WRITTEN TASK
Report each line of the data that has "TradingView" somewhere in it.

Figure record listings

(begin)

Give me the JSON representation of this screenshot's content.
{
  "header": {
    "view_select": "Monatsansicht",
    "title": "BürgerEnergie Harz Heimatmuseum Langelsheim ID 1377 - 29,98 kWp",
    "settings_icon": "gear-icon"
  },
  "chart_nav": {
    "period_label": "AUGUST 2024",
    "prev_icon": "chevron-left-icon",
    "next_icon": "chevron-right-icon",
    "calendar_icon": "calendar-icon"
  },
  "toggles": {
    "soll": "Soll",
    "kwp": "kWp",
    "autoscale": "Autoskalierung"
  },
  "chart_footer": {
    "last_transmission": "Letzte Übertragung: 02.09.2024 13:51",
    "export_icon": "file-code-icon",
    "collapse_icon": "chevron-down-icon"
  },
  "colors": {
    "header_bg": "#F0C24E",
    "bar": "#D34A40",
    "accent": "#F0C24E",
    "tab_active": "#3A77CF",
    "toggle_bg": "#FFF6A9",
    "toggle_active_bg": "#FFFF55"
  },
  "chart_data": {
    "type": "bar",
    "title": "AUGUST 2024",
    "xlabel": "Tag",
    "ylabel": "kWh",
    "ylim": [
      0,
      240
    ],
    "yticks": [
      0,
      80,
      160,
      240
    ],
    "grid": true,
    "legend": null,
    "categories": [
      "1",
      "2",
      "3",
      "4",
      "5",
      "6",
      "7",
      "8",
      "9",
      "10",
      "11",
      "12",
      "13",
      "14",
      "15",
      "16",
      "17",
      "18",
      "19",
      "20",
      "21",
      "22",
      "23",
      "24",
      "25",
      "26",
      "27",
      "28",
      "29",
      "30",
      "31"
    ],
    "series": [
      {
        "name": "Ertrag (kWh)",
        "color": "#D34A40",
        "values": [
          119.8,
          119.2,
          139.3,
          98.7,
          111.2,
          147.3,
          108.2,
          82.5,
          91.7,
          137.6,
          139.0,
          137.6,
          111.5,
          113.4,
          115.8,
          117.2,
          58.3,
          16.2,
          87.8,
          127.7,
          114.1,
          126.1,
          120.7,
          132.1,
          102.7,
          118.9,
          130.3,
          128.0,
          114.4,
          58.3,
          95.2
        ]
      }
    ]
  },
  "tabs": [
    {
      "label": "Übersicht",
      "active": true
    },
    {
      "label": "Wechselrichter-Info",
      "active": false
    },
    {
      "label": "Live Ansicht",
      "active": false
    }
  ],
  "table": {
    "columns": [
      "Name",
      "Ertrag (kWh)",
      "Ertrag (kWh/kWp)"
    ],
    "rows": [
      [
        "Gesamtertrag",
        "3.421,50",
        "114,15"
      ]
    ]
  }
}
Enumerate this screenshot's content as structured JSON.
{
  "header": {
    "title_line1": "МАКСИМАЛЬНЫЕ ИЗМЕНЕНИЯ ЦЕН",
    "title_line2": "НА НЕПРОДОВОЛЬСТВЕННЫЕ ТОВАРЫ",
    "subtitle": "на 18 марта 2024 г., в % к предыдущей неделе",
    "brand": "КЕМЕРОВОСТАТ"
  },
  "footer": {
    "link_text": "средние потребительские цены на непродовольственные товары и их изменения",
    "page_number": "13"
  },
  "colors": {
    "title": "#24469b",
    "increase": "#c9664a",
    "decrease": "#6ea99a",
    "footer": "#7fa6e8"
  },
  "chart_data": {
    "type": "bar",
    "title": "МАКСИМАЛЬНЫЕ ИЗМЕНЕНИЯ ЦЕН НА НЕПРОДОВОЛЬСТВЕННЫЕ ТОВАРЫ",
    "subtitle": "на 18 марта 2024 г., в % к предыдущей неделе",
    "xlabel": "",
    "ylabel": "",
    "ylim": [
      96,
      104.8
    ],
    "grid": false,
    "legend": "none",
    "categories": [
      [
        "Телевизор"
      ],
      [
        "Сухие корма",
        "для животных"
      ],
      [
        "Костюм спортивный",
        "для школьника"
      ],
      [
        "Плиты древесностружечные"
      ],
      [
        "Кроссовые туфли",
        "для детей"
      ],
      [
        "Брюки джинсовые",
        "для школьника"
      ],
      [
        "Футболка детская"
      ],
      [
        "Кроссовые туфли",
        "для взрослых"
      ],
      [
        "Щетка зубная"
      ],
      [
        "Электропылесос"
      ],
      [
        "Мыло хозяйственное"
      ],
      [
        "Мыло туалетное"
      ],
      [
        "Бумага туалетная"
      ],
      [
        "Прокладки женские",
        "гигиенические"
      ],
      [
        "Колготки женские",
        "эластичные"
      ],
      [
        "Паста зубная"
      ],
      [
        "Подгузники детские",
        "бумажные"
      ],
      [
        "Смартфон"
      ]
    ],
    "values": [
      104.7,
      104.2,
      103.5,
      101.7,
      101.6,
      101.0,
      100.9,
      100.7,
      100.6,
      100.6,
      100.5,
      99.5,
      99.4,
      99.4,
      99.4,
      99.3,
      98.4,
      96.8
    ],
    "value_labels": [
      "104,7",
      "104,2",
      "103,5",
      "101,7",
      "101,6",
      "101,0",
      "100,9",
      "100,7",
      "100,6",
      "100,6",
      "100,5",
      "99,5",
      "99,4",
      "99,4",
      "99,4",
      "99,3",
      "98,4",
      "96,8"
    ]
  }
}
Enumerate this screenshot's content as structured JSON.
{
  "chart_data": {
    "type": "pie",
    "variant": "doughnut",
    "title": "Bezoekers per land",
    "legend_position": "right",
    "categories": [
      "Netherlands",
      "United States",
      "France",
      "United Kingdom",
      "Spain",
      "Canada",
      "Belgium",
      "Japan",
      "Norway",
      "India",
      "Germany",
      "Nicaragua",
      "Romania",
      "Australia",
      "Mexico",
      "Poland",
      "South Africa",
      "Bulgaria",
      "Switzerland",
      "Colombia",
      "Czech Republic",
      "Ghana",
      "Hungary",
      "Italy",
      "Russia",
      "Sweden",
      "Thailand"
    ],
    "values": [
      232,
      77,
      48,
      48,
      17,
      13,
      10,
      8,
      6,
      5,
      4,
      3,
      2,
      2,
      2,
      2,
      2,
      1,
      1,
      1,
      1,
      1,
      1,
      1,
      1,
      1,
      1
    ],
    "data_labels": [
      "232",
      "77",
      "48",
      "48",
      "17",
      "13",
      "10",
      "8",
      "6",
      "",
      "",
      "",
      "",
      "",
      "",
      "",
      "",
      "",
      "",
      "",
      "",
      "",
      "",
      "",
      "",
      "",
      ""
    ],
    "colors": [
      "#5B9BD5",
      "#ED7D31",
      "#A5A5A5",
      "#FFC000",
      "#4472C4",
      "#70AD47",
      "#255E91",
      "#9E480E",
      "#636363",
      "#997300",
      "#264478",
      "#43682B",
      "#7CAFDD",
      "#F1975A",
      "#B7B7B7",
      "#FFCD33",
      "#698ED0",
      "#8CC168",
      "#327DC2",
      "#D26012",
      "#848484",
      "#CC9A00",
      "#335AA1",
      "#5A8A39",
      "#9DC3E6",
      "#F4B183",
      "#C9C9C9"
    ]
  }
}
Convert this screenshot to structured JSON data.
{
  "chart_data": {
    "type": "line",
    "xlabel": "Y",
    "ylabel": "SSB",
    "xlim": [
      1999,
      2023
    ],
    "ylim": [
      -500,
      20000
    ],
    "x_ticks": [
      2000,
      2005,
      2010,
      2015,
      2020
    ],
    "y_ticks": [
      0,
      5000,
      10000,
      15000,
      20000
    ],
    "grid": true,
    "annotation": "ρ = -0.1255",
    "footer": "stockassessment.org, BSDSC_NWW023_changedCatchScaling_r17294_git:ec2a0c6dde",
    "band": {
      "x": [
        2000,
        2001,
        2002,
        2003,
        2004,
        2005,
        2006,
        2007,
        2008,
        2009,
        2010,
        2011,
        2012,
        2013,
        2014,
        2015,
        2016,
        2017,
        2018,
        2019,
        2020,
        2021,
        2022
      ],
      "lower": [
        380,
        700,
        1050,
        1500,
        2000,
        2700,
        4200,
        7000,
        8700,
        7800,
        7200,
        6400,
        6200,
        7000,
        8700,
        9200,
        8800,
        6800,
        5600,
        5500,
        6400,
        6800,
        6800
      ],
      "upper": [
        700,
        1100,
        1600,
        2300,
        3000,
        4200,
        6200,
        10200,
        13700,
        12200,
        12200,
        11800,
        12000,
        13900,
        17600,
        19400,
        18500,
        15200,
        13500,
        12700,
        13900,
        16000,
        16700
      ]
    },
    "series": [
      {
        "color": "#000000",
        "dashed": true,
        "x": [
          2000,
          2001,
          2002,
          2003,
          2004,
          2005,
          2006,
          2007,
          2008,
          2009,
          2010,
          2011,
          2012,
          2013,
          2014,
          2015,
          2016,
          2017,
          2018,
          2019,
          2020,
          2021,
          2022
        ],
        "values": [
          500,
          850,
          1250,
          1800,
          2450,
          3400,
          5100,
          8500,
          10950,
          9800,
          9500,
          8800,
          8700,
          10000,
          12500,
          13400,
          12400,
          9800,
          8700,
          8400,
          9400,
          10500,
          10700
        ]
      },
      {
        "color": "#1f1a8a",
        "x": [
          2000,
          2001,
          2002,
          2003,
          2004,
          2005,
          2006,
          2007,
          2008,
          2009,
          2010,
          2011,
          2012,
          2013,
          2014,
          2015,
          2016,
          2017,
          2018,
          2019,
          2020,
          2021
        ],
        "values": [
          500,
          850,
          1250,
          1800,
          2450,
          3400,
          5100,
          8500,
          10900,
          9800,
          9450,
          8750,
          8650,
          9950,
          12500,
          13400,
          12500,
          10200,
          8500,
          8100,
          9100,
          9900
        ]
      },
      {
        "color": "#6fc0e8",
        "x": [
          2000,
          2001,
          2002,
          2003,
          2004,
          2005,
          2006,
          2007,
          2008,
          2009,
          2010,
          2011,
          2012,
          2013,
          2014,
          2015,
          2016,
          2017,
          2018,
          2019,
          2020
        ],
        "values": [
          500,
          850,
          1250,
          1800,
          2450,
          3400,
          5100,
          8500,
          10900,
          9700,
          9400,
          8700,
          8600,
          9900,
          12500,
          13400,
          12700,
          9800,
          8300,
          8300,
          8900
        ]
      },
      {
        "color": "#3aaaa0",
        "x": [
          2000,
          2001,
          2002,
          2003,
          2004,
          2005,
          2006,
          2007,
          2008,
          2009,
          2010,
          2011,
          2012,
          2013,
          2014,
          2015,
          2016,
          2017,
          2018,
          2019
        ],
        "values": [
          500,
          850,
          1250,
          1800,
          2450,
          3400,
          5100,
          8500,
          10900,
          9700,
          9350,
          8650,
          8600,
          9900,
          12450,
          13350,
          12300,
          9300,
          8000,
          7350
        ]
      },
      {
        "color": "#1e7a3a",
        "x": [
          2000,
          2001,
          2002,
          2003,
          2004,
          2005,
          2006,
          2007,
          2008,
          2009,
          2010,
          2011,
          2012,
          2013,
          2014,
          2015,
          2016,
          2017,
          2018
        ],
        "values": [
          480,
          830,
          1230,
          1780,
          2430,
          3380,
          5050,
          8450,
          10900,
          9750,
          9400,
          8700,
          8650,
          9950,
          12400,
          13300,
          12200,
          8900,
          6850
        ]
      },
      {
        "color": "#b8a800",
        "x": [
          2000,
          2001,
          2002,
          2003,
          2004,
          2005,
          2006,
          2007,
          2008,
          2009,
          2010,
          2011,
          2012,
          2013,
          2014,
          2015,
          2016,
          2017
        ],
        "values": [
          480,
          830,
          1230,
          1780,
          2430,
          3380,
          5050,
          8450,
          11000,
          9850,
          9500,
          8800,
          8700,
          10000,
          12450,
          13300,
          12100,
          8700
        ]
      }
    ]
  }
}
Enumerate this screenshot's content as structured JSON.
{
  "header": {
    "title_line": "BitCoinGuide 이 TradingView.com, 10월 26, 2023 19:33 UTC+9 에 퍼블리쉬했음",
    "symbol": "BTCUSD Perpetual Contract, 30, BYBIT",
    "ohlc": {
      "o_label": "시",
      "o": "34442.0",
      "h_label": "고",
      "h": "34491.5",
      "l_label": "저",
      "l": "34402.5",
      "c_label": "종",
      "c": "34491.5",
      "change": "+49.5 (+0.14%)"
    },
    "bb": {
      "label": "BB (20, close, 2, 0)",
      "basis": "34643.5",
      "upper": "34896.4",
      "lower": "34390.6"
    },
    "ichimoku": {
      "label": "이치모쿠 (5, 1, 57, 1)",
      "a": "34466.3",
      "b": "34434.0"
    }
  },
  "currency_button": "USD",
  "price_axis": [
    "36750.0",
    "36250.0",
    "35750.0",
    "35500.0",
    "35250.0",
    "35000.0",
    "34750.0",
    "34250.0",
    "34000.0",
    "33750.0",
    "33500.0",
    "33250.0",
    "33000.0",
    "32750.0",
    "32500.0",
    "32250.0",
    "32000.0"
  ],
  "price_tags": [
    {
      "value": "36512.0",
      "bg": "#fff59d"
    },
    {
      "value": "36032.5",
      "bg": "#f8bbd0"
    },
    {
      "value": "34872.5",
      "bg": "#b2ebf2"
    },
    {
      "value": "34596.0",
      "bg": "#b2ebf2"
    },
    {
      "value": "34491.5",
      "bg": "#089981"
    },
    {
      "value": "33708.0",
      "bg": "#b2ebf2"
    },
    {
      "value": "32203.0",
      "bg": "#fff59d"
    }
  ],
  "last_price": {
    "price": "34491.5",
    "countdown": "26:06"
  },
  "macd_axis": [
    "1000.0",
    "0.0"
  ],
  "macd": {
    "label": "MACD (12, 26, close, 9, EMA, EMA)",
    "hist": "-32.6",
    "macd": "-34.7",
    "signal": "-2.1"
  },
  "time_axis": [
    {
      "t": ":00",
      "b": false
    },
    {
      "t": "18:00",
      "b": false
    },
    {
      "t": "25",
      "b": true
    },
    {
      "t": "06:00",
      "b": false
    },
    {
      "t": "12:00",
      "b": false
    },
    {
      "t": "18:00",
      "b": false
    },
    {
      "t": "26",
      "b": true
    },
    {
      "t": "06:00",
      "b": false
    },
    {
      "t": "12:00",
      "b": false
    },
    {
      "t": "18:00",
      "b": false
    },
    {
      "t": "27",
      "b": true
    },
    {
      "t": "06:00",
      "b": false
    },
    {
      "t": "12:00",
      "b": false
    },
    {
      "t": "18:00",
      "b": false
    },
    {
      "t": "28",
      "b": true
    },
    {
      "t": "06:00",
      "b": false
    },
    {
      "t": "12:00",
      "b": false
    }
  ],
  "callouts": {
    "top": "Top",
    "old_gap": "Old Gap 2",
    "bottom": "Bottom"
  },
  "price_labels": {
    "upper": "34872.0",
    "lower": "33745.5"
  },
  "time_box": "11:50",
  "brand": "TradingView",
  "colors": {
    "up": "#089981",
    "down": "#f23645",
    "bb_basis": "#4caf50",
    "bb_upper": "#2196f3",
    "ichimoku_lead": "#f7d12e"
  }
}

(end)

EXERCISE RESPONSE
    "title_line": "BitCoinGuide 이 TradingView.com, 10월 26, 2023 19:33 UTC+9 에 퍼블리쉬했음",
  "brand": "TradingView",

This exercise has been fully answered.